* _What the task asks_:
Transcribe all of the records word for word, but omit the pictures.

──────── Input records

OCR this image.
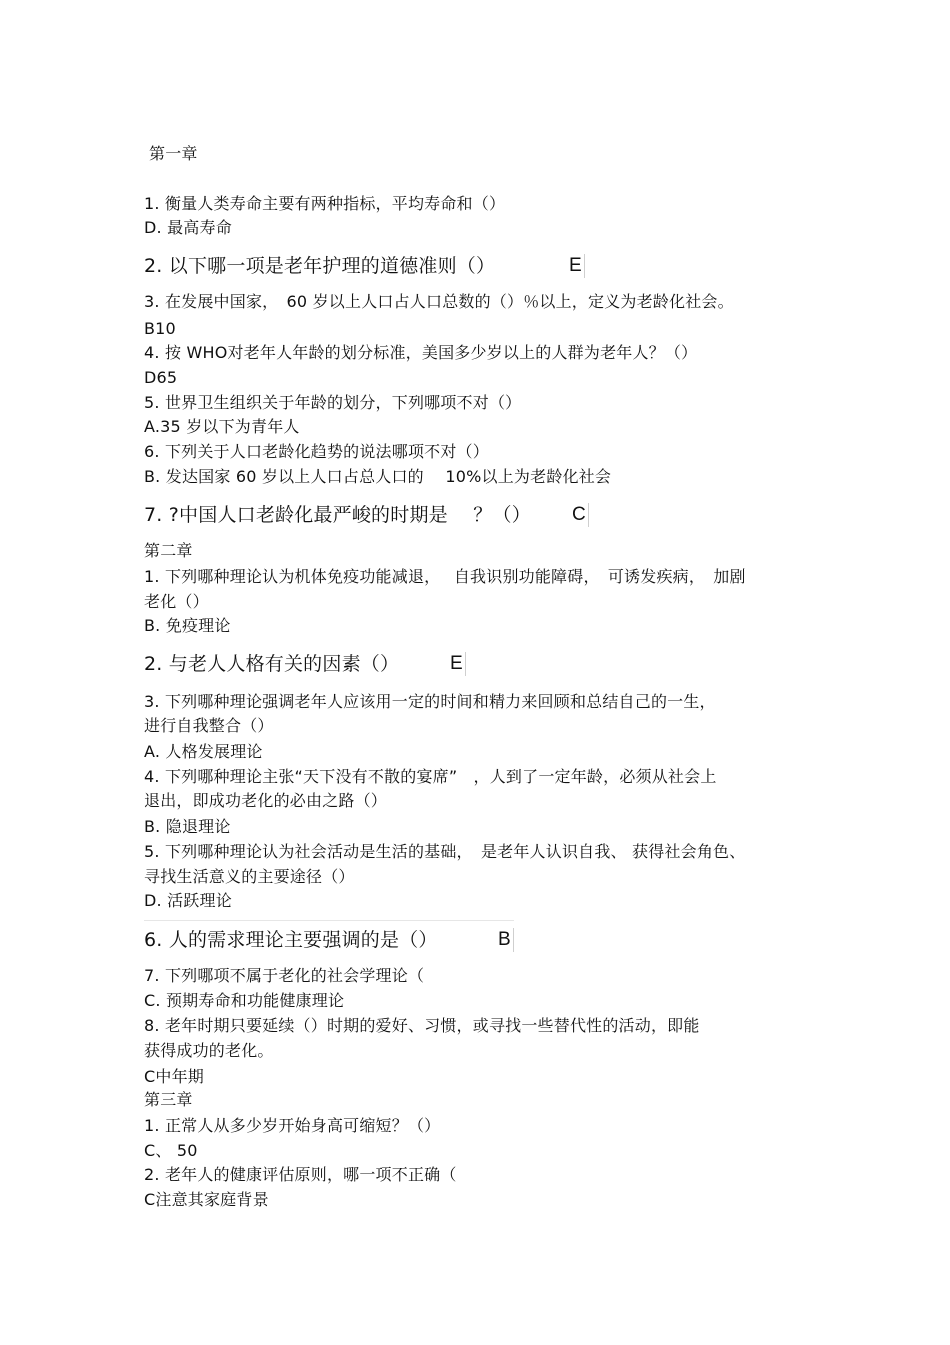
第一章
1. 衡量人类寿命主要有两种指标，平均寿命和（）
D. 最高寿命
2. 以下哪一项是老年护理的道德准则（）	E
3. 在发展中国家，　60 岁以上人口占人口总数的（）％以上，定义为老龄化社会。
B10
4. 按 WHO对老年人年龄的划分标准，美国多少岁以上的人群为老年人？（）
D65
5. 世界卫生组织关于年龄的划分，下列哪项不对（）
A.35 岁以下为青年人
6. 下列关于人口老龄化趋势的说法哪项不对（）
B. 发达国家 60 岁以上人口占总人口的　 10%以上为老龄化社会
7. ?中国人口老龄化最严峻的时期是　 ？（） C
第二章
1. 下列哪种理论认为机体免疫功能减退，　 自我识别功能障碍，　可诱发疾病，　加剧
老化（）
B. 免疫理论
2. 与老人人格有关的因素（）	E
3. 下列哪种理论强调老年人应该用一定的时间和精力来回顾和总结自己的一生，
进行自我整合（）
A. 人格发展理论
4. 下列哪种理论主张“天下没有不散的宴席”　，人到了一定年龄，必须从社会上
退出，即成功老化的必由之路（）
B. 隐退理论
5. 下列哪种理论认为社会活动是生活的基础，　是老年人认识自我、 获得社会角色、
寻找生活意义的主要途径（）
D. 活跃理论
6. 人的需求理论主要强调的是（）	B
7. 下列哪项不属于老化的社会学理论（
C. 预期寿命和功能健康理论
8. 老年时期只要延续（）时期的爱好、习惯，或寻找一些替代性的活动，即能
获得成功的老化。
C中年期
第三章
1. 正常人从多少岁开始身高可缩短？（）
C、 50
2. 老年人的健康评估原则，哪一项不正确（
C注意其家庭背景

────────────────

* _Exercise solution_:
OCR this image.
第一章
1. 衡量人类寿命主要有两种指标，平均寿命和（）
D. 最高寿命
2. 以下哪一项是老年护理的道德准则（）	E
3. 在发展中国家，　60 岁以上人口占人口总数的（）％以上，定义为老龄化社会。
B10
4. 按 WHO对老年人年龄的划分标准，美国多少岁以上的人群为老年人？（）
D65
5. 世界卫生组织关于年龄的划分，下列哪项不对（）
A.35 岁以下为青年人
6. 下列关于人口老龄化趋势的说法哪项不对（）
B. 发达国家 60 岁以上人口占总人口的　 10%以上为老龄化社会
7. ?中国人口老龄化最严峻的时期是　 ？（） C
第二章
1. 下列哪种理论认为机体免疫功能减退，　 自我识别功能障碍，　可诱发疾病，　加剧
老化（）
B. 免疫理论
2. 与老人人格有关的因素（）	E
3. 下列哪种理论强调老年人应该用一定的时间和精力来回顾和总结自己的一生，
进行自我整合（）
A. 人格发展理论
4. 下列哪种理论主张“天下没有不散的宴席”　，人到了一定年龄，必须从社会上
退出，即成功老化的必由之路（）
B. 隐退理论
5. 下列哪种理论认为社会活动是生活的基础，　是老年人认识自我、 获得社会角色、
寻找生活意义的主要途径（）
D. 活跃理论
6. 人的需求理论主要强调的是（）	B
7. 下列哪项不属于老化的社会学理论（
C. 预期寿命和功能健康理论
8. 老年时期只要延续（）时期的爱好、习惯，或寻找一些替代性的活动，即能
获得成功的老化。
C中年期
第三章
1. 正常人从多少岁开始身高可缩短？（）
C、 50
2. 老年人的健康评估原则，哪一项不正确（
C注意其家庭背景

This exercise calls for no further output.